Exercise prompt: Rewrite the entries beginning at the line containing "Extract all elements" and ending after the line containing "Point [100, 561, 122, 576]", changing "Y-axis label" to "Vertical axis label" and keeping everything else the same. Leave the pictures out of your answer.
============================================================
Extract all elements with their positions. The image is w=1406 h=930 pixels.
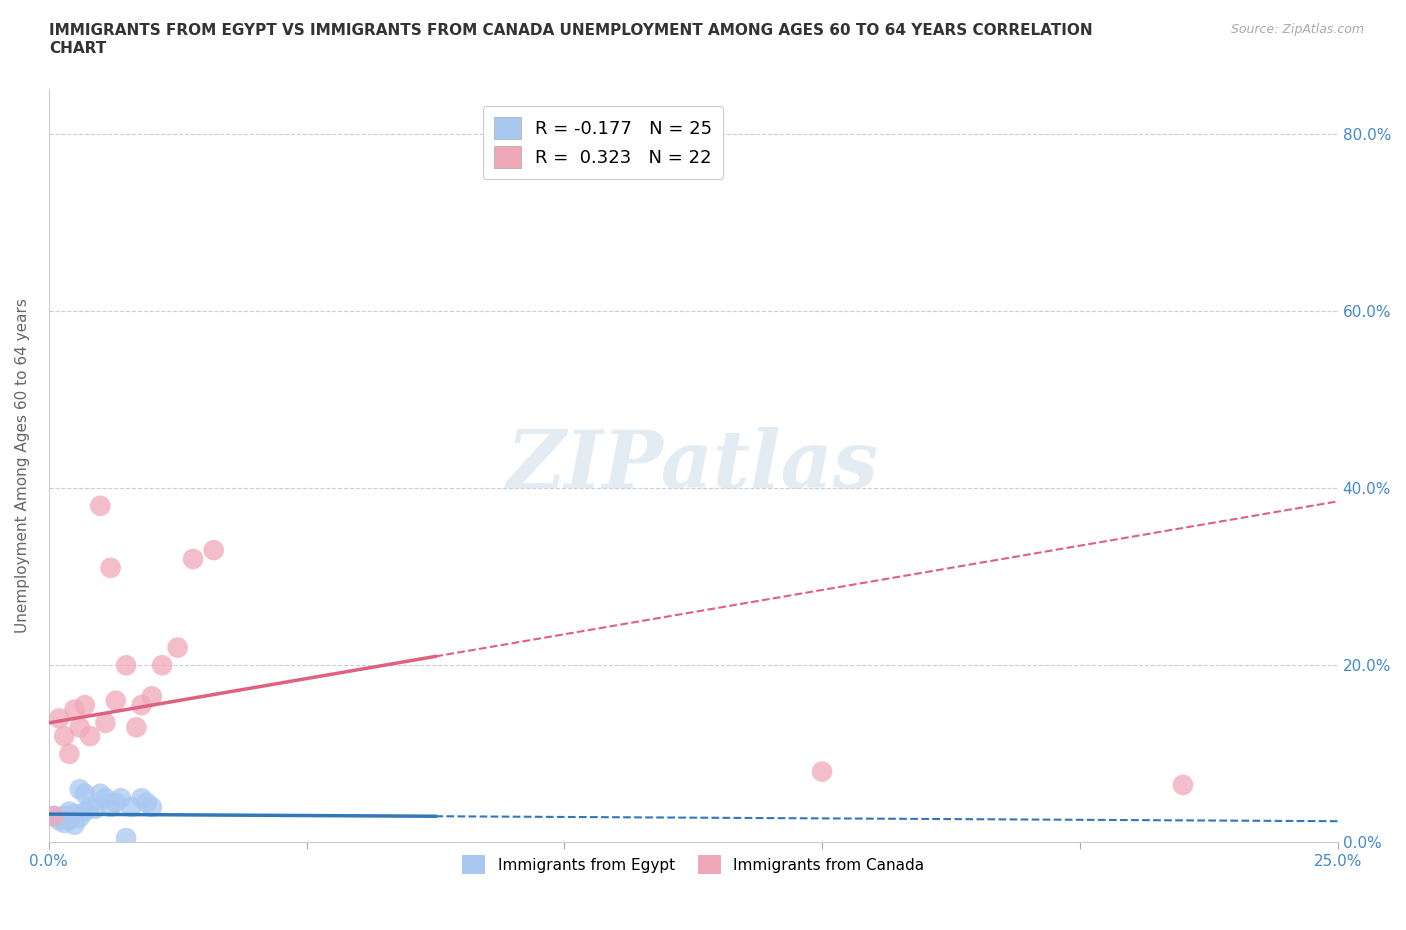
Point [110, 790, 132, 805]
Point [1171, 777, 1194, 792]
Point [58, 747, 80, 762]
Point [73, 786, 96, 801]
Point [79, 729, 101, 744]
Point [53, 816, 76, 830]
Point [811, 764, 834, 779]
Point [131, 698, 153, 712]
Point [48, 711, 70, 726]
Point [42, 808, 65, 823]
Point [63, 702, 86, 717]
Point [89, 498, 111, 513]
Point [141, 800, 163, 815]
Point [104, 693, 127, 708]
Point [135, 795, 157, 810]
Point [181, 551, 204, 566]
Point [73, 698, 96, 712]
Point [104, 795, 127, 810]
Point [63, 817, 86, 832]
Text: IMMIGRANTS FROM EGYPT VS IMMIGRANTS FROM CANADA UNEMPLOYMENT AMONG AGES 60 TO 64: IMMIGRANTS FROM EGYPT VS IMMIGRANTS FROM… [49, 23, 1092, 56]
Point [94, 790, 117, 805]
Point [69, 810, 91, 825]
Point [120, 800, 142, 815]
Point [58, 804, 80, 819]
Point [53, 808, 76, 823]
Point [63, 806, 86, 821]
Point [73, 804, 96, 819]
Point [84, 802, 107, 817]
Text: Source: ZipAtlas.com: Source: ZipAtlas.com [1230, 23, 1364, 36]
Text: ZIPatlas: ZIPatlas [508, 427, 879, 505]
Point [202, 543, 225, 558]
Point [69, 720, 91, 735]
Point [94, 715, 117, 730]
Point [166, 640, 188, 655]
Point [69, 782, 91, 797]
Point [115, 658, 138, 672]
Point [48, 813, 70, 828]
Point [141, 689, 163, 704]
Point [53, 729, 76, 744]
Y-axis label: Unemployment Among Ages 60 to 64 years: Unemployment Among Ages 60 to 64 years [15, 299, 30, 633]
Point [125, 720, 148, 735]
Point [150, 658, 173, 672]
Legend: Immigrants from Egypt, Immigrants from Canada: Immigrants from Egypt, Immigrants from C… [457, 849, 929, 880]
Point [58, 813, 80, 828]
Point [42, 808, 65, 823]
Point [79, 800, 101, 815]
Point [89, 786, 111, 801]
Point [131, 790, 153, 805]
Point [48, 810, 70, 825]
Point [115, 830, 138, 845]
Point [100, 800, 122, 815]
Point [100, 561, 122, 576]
============================================================
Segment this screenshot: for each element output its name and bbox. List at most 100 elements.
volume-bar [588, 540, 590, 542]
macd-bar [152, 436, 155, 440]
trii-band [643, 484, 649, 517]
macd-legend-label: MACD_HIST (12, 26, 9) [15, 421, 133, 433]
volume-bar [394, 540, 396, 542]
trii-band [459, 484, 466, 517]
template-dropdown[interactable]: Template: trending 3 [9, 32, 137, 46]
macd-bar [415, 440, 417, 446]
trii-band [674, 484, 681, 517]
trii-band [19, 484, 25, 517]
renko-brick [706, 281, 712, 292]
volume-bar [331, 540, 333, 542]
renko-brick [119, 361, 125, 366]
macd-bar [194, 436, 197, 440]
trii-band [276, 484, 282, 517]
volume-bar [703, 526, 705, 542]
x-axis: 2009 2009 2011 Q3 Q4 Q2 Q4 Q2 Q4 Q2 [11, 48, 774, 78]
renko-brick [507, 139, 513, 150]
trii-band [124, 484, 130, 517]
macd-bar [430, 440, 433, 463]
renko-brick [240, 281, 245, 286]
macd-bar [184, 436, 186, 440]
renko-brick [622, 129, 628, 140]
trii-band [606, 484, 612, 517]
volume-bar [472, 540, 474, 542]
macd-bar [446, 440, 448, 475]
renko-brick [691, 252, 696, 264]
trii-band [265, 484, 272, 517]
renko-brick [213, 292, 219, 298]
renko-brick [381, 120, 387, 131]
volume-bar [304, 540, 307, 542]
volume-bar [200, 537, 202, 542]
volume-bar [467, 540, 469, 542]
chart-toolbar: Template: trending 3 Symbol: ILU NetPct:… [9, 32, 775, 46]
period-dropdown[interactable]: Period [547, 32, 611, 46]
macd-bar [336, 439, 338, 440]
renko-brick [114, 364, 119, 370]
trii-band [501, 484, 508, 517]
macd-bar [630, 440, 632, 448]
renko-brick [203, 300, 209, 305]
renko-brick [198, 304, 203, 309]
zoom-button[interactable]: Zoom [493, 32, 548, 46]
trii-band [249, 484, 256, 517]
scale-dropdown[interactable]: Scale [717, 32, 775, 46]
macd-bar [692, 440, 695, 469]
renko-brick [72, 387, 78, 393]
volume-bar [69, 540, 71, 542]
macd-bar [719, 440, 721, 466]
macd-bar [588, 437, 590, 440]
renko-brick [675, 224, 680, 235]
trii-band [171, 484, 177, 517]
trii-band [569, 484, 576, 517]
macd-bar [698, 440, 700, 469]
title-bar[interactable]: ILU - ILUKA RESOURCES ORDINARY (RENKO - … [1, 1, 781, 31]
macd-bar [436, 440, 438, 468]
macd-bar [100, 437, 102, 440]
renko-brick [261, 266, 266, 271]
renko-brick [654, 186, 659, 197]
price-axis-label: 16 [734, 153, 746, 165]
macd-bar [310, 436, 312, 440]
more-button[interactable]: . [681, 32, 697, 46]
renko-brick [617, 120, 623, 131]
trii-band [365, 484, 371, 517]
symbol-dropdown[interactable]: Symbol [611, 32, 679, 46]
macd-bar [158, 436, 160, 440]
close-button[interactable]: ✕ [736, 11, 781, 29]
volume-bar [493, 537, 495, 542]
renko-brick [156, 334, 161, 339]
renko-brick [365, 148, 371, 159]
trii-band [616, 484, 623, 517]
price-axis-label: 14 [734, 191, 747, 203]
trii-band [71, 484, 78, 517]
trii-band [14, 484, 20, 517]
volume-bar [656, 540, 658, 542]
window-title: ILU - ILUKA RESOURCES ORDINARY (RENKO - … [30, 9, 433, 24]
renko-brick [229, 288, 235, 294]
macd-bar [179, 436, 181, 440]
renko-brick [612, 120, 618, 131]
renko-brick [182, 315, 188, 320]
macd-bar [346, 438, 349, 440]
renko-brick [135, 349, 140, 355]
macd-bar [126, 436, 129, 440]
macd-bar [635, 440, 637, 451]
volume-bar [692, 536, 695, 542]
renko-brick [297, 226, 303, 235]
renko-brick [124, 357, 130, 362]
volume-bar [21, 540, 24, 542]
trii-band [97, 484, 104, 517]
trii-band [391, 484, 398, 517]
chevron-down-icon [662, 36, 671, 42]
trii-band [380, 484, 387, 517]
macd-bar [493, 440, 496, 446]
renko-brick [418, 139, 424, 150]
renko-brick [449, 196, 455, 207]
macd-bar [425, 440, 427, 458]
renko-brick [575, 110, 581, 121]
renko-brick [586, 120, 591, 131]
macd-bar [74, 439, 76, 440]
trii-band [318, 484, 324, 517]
============================================================
Final answer:
Extract all elements with their positions. The image is w=1406 h=930 pixels.
Point [110, 790, 132, 805]
Point [1171, 777, 1194, 792]
Point [58, 747, 80, 762]
Point [73, 786, 96, 801]
Point [79, 729, 101, 744]
Point [53, 816, 76, 830]
Point [811, 764, 834, 779]
Point [131, 698, 153, 712]
Point [48, 711, 70, 726]
Point [42, 808, 65, 823]
Point [63, 702, 86, 717]
Point [89, 498, 111, 513]
Point [141, 800, 163, 815]
Point [104, 693, 127, 708]
Point [135, 795, 157, 810]
Point [181, 551, 204, 566]
Point [73, 698, 96, 712]
Point [104, 795, 127, 810]
Point [63, 817, 86, 832]
Text: IMMIGRANTS FROM EGYPT VS IMMIGRANTS FROM CANADA UNEMPLOYMENT AMONG AGES 60 TO 64: IMMIGRANTS FROM EGYPT VS IMMIGRANTS FROM… [49, 23, 1092, 56]
Point [94, 790, 117, 805]
Point [69, 810, 91, 825]
Point [120, 800, 142, 815]
Point [58, 804, 80, 819]
Point [53, 808, 76, 823]
Point [63, 806, 86, 821]
Point [73, 804, 96, 819]
Point [84, 802, 107, 817]
Text: Source: ZipAtlas.com: Source: ZipAtlas.com [1230, 23, 1364, 36]
Text: ZIPatlas: ZIPatlas [508, 427, 879, 505]
Point [202, 543, 225, 558]
Point [69, 720, 91, 735]
Point [94, 715, 117, 730]
Point [166, 640, 188, 655]
Point [69, 782, 91, 797]
Point [115, 658, 138, 672]
Point [48, 813, 70, 828]
Point [141, 689, 163, 704]
Point [53, 729, 76, 744]
Vertical axis label: Unemployment Among Ages 60 to 64 years: Unemployment Among Ages 60 to 64 years [15, 299, 30, 633]
Point [125, 720, 148, 735]
Point [150, 658, 173, 672]
Legend: Immigrants from Egypt, Immigrants from Canada: Immigrants from Egypt, Immigrants from C… [457, 849, 929, 880]
Point [58, 813, 80, 828]
Point [42, 808, 65, 823]
Point [79, 800, 101, 815]
Point [89, 786, 111, 801]
Point [131, 790, 153, 805]
Point [48, 810, 70, 825]
Point [115, 830, 138, 845]
Point [100, 800, 122, 815]
Point [100, 561, 122, 576]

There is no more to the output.